[Stated task] Gather every line from the entries below that includes "Bullishness".

[Data supplied]
__________________________________________________

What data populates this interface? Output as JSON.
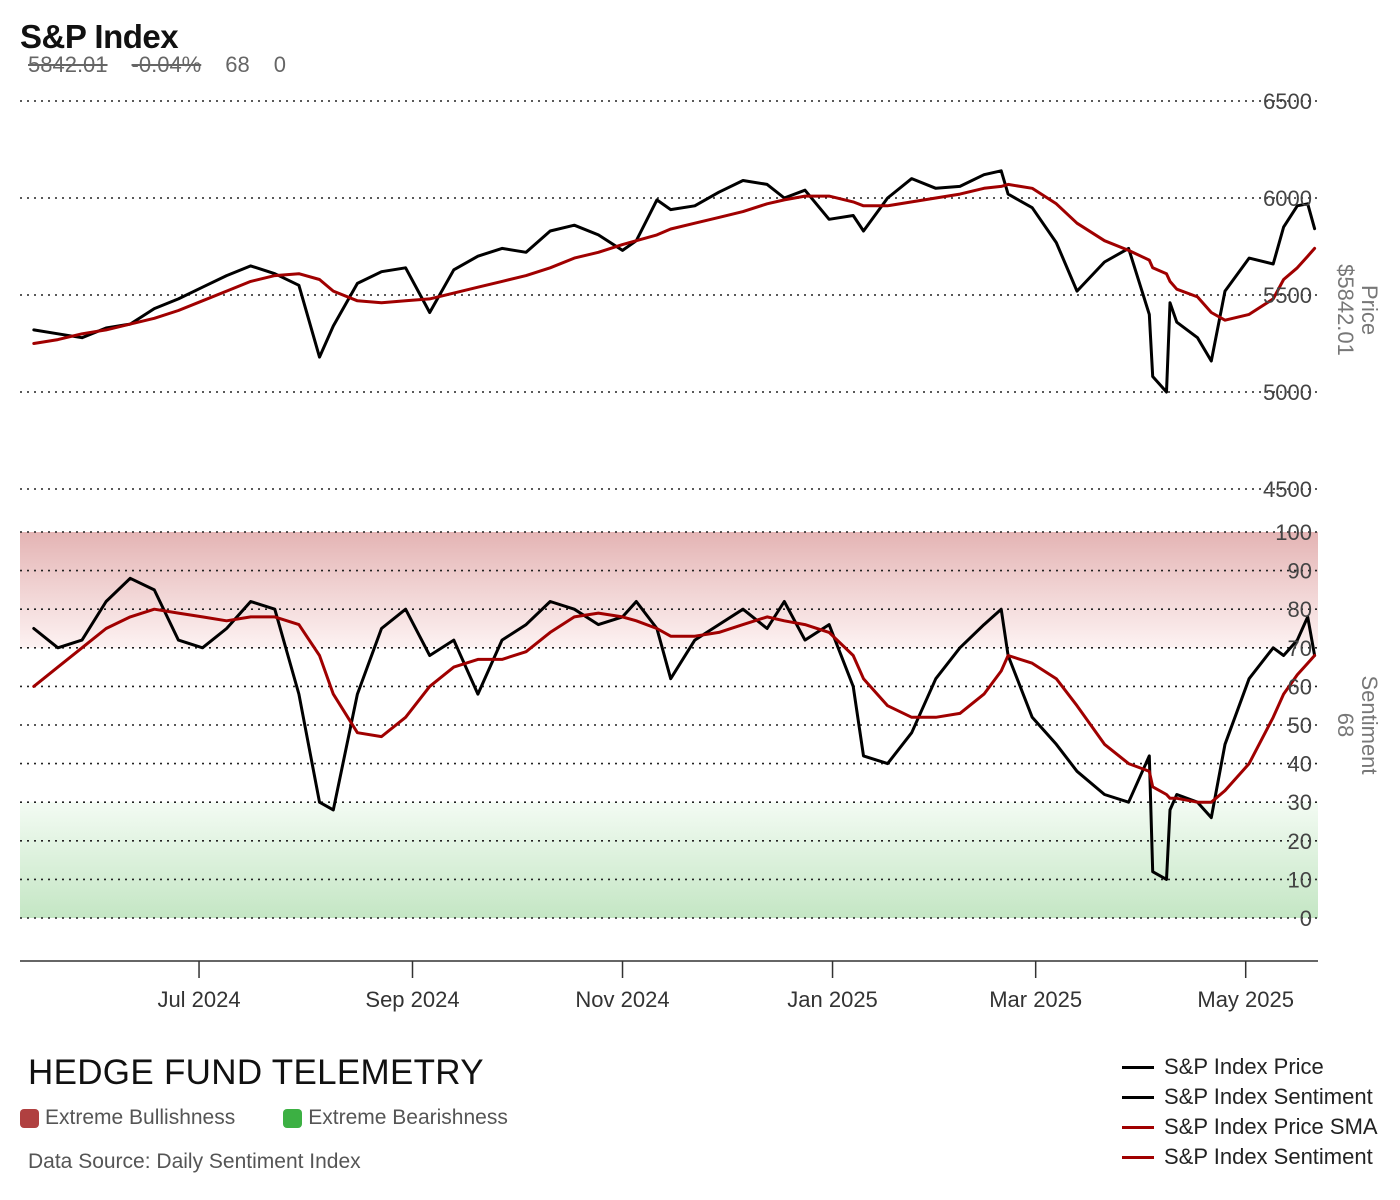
{
  "header": {
    "title": "S&P Index",
    "last_price": "5842.01",
    "change_pct": "-0.04%",
    "sentiment": "68",
    "extra": "0"
  },
  "footer": {
    "brand": "HEDGE FUND TELEMETRY",
    "zone_bull_label": "Extreme Bullishness",
    "zone_bear_label": "Extreme Bearishness",
    "zone_bull_color": "#b04040",
    "zone_bear_color": "#3cb043",
    "source": "Data Source: Daily Sentiment Index"
  },
  "legend": {
    "items": [
      {
        "label": "S&P Index Price",
        "color": "#000000"
      },
      {
        "label": "S&P Index Sentiment",
        "color": "#000000"
      },
      {
        "label": "S&P Index Price SMA",
        "color": "#a00000"
      },
      {
        "label": "S&P Index Sentiment",
        "color": "#a00000"
      }
    ]
  },
  "chart_data": [
    {
      "type": "line",
      "panel": "price",
      "ylabel": "Price",
      "ylabel_value": "$5842.01",
      "ylim": [
        4500,
        6500
      ],
      "yticks": [
        4500,
        5000,
        5500,
        6000,
        6500
      ],
      "grid": true,
      "x": [
        "2024-05-14",
        "2024-05-21",
        "2024-05-28",
        "2024-06-04",
        "2024-06-11",
        "2024-06-18",
        "2024-06-25",
        "2024-07-02",
        "2024-07-09",
        "2024-07-16",
        "2024-07-23",
        "2024-07-30",
        "2024-08-05",
        "2024-08-09",
        "2024-08-16",
        "2024-08-23",
        "2024-08-30",
        "2024-09-06",
        "2024-09-13",
        "2024-09-20",
        "2024-09-27",
        "2024-10-04",
        "2024-10-11",
        "2024-10-18",
        "2024-10-25",
        "2024-11-01",
        "2024-11-05",
        "2024-11-11",
        "2024-11-15",
        "2024-11-22",
        "2024-11-29",
        "2024-12-06",
        "2024-12-13",
        "2024-12-18",
        "2024-12-24",
        "2024-12-31",
        "2025-01-07",
        "2025-01-10",
        "2025-01-17",
        "2025-01-24",
        "2025-01-31",
        "2025-02-07",
        "2025-02-14",
        "2025-02-19",
        "2025-02-21",
        "2025-02-28",
        "2025-03-07",
        "2025-03-13",
        "2025-03-21",
        "2025-03-28",
        "2025-04-03",
        "2025-04-04",
        "2025-04-08",
        "2025-04-09",
        "2025-04-11",
        "2025-04-17",
        "2025-04-21",
        "2025-04-25",
        "2025-05-02",
        "2025-05-09",
        "2025-05-12",
        "2025-05-16",
        "2025-05-19",
        "2025-05-21"
      ],
      "series": [
        {
          "name": "S&P Index Price",
          "color": "#000000",
          "values": [
            5320,
            5300,
            5280,
            5330,
            5350,
            5430,
            5480,
            5540,
            5600,
            5650,
            5610,
            5550,
            5180,
            5340,
            5560,
            5620,
            5640,
            5410,
            5630,
            5700,
            5740,
            5720,
            5830,
            5860,
            5810,
            5730,
            5780,
            5990,
            5940,
            5960,
            6030,
            6090,
            6070,
            6000,
            6040,
            5890,
            5910,
            5830,
            6000,
            6100,
            6050,
            6060,
            6120,
            6140,
            6020,
            5950,
            5770,
            5520,
            5670,
            5740,
            5400,
            5080,
            5000,
            5460,
            5360,
            5280,
            5160,
            5520,
            5690,
            5660,
            5850,
            5960,
            5970,
            5842
          ]
        },
        {
          "name": "S&P Index Price SMA",
          "color": "#a00000",
          "values": [
            5250,
            5270,
            5300,
            5320,
            5350,
            5380,
            5420,
            5470,
            5520,
            5570,
            5600,
            5610,
            5580,
            5520,
            5470,
            5460,
            5470,
            5480,
            5510,
            5540,
            5570,
            5600,
            5640,
            5690,
            5720,
            5760,
            5780,
            5810,
            5840,
            5870,
            5900,
            5930,
            5970,
            5990,
            6010,
            6010,
            5980,
            5960,
            5960,
            5980,
            6000,
            6020,
            6050,
            6060,
            6070,
            6050,
            5970,
            5870,
            5780,
            5730,
            5680,
            5640,
            5610,
            5570,
            5530,
            5490,
            5410,
            5370,
            5400,
            5480,
            5580,
            5640,
            5700,
            5740
          ]
        }
      ]
    },
    {
      "type": "line",
      "panel": "sentiment",
      "ylabel": "Sentiment",
      "ylabel_value": "68",
      "ylim": [
        0,
        100
      ],
      "yticks": [
        0,
        10,
        20,
        30,
        40,
        50,
        60,
        70,
        80,
        90,
        100
      ],
      "zones": [
        {
          "label": "Extreme Bullishness",
          "from": 70,
          "to": 100
        },
        {
          "label": "Extreme Bearishness",
          "from": 0,
          "to": 30
        }
      ],
      "grid": true,
      "x": [
        "2024-05-14",
        "2024-05-21",
        "2024-05-28",
        "2024-06-04",
        "2024-06-11",
        "2024-06-18",
        "2024-06-25",
        "2024-07-02",
        "2024-07-09",
        "2024-07-16",
        "2024-07-23",
        "2024-07-30",
        "2024-08-05",
        "2024-08-09",
        "2024-08-16",
        "2024-08-23",
        "2024-08-30",
        "2024-09-06",
        "2024-09-13",
        "2024-09-20",
        "2024-09-27",
        "2024-10-04",
        "2024-10-11",
        "2024-10-18",
        "2024-10-25",
        "2024-11-01",
        "2024-11-05",
        "2024-11-11",
        "2024-11-15",
        "2024-11-22",
        "2024-11-29",
        "2024-12-06",
        "2024-12-13",
        "2024-12-18",
        "2024-12-24",
        "2024-12-31",
        "2025-01-07",
        "2025-01-10",
        "2025-01-17",
        "2025-01-24",
        "2025-01-31",
        "2025-02-07",
        "2025-02-14",
        "2025-02-19",
        "2025-02-21",
        "2025-02-28",
        "2025-03-07",
        "2025-03-13",
        "2025-03-21",
        "2025-03-28",
        "2025-04-03",
        "2025-04-04",
        "2025-04-08",
        "2025-04-09",
        "2025-04-11",
        "2025-04-17",
        "2025-04-21",
        "2025-04-25",
        "2025-05-02",
        "2025-05-09",
        "2025-05-12",
        "2025-05-16",
        "2025-05-19",
        "2025-05-21"
      ],
      "series": [
        {
          "name": "S&P Index Sentiment",
          "color": "#000000",
          "values": [
            75,
            70,
            72,
            82,
            88,
            85,
            72,
            70,
            75,
            82,
            80,
            58,
            30,
            28,
            58,
            75,
            80,
            68,
            72,
            58,
            72,
            76,
            82,
            80,
            76,
            78,
            82,
            75,
            62,
            72,
            76,
            80,
            75,
            82,
            72,
            76,
            60,
            42,
            40,
            48,
            62,
            70,
            76,
            80,
            68,
            52,
            45,
            38,
            32,
            30,
            42,
            12,
            10,
            28,
            32,
            30,
            26,
            45,
            62,
            70,
            68,
            72,
            78,
            68
          ]
        },
        {
          "name": "S&P Index Sentiment",
          "color": "#a00000",
          "values": [
            60,
            65,
            70,
            75,
            78,
            80,
            79,
            78,
            77,
            78,
            78,
            76,
            68,
            58,
            48,
            47,
            52,
            60,
            65,
            67,
            67,
            69,
            74,
            78,
            79,
            78,
            77,
            75,
            73,
            73,
            74,
            76,
            78,
            77,
            76,
            74,
            68,
            62,
            55,
            52,
            52,
            53,
            58,
            64,
            68,
            66,
            62,
            55,
            45,
            40,
            38,
            34,
            32,
            31,
            31,
            30,
            30,
            33,
            40,
            52,
            58,
            63,
            66,
            68
          ]
        }
      ]
    }
  ],
  "xaxis": {
    "ticks": [
      {
        "date": "2024-07-01",
        "label": "Jul 2024"
      },
      {
        "date": "2024-09-01",
        "label": "Sep 2024"
      },
      {
        "date": "2024-11-01",
        "label": "Nov 2024"
      },
      {
        "date": "2025-01-01",
        "label": "Jan 2025"
      },
      {
        "date": "2025-03-01",
        "label": "Mar 2025"
      },
      {
        "date": "2025-05-01",
        "label": "May 2025"
      }
    ]
  }
}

__________________________________________________

[Result for this task]
    "zone_bull_label": "Extreme Bullishness",
          "label": "Extreme Bullishness",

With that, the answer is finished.